TASK DIRECTIONS:
Check each line below for the word "which", and copy those that have it.
/---
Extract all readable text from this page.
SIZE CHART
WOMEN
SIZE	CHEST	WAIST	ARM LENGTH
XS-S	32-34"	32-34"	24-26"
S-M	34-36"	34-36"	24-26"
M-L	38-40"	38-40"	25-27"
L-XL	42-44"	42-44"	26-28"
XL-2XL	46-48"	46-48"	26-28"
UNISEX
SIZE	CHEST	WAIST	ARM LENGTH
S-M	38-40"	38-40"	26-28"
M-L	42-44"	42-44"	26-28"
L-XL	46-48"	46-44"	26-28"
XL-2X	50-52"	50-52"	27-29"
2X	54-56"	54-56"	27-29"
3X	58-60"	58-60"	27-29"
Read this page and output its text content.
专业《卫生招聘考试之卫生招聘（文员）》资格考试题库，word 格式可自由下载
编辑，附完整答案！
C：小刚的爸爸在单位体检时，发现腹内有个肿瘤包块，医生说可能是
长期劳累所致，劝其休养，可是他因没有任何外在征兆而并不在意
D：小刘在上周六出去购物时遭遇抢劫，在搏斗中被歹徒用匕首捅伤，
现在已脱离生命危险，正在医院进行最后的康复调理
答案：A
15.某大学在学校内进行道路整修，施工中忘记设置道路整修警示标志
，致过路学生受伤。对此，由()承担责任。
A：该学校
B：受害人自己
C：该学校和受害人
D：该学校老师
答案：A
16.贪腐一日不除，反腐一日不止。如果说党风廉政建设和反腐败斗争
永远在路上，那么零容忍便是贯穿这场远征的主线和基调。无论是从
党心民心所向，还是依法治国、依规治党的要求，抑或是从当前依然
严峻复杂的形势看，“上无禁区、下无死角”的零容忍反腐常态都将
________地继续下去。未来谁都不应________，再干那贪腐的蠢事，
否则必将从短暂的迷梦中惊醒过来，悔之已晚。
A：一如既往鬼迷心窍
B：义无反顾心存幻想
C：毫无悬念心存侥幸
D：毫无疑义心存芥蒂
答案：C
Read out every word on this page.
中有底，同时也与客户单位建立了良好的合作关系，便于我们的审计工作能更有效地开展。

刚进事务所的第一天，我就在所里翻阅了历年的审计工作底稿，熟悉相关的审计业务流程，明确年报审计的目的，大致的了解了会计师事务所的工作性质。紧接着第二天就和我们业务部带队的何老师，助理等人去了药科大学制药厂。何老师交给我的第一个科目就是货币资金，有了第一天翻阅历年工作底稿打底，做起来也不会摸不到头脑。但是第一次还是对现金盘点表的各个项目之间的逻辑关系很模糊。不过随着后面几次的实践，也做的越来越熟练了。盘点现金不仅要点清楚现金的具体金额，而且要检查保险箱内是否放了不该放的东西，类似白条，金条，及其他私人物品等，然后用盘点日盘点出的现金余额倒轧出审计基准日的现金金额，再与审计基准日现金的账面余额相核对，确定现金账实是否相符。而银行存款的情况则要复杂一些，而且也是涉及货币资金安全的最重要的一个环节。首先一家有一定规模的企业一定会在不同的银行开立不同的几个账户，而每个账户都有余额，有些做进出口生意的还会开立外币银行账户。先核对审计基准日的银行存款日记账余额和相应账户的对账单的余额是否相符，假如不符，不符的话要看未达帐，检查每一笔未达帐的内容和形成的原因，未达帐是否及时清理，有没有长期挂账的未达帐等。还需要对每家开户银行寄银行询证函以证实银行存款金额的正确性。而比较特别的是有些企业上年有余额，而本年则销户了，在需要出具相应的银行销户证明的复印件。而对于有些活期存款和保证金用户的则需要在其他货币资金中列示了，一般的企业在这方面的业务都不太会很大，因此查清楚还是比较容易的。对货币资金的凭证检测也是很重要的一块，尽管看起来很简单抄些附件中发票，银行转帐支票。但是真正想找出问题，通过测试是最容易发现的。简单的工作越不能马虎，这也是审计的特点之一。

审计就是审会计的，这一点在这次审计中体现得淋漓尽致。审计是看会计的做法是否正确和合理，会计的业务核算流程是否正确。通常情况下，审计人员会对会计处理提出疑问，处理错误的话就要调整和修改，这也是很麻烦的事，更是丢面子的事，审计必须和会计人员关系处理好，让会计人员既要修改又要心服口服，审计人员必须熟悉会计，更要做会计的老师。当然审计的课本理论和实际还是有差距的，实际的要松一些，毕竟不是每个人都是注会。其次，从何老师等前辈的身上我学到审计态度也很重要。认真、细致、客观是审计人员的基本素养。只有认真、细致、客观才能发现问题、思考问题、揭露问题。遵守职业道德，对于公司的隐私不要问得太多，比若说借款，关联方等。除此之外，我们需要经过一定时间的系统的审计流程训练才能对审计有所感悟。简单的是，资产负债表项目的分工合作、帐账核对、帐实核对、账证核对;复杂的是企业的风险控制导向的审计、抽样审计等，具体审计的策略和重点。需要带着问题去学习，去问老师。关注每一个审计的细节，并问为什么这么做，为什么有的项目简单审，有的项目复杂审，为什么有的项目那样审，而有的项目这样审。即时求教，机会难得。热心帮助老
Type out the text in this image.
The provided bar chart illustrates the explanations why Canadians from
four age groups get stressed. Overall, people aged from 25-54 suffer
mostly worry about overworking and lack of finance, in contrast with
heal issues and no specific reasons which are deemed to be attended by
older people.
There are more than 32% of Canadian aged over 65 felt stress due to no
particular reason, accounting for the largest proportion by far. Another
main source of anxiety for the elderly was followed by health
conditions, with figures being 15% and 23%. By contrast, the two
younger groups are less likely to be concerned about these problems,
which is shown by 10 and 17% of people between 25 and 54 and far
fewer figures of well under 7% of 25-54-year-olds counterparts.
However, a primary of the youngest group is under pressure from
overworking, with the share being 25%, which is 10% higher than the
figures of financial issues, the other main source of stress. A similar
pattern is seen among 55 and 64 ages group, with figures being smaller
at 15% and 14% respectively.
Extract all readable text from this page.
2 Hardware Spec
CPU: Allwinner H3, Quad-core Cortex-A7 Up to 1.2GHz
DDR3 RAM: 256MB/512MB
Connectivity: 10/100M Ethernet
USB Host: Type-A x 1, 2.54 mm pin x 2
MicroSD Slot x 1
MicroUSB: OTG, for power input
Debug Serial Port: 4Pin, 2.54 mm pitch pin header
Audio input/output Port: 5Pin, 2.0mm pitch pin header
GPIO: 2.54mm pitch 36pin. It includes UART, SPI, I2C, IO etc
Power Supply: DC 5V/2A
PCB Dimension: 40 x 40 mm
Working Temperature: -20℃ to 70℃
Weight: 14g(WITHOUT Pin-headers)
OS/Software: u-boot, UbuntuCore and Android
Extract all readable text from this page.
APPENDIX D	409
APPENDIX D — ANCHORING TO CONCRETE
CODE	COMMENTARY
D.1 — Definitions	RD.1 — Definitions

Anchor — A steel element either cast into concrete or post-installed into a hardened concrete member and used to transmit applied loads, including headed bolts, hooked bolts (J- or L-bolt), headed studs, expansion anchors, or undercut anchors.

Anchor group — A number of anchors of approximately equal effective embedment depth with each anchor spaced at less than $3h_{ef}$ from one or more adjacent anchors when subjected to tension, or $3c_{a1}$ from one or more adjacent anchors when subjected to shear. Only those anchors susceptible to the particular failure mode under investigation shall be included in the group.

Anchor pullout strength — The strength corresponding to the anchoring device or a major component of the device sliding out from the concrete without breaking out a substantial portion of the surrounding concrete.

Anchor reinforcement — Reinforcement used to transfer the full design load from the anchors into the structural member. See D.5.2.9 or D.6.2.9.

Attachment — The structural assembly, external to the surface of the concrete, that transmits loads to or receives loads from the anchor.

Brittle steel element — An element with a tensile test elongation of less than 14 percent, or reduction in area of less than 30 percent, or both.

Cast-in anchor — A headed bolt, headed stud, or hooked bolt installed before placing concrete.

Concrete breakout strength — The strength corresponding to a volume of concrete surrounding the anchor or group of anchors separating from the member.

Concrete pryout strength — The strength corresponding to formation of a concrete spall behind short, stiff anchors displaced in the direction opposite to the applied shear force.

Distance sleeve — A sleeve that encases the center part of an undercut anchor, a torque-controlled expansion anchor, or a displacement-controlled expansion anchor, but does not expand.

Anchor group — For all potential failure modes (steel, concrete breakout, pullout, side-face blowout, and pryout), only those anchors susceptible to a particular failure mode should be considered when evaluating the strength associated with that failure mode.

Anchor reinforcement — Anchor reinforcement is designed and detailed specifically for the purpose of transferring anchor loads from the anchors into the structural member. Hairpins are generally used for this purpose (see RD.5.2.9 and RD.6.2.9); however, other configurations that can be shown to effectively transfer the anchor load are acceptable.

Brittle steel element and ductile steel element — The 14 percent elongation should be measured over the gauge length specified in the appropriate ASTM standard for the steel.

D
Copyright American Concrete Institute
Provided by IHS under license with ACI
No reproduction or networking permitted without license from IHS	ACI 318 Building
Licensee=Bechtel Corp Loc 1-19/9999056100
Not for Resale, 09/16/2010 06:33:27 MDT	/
\---
SOLUTION FOR THIS TASK:
heal issues and no specific reasons which are deemed to be attended by
which is shown by 10 and 17% of people between 25 and 54 and far
overworking, with the share being 25%, which is 10% higher than the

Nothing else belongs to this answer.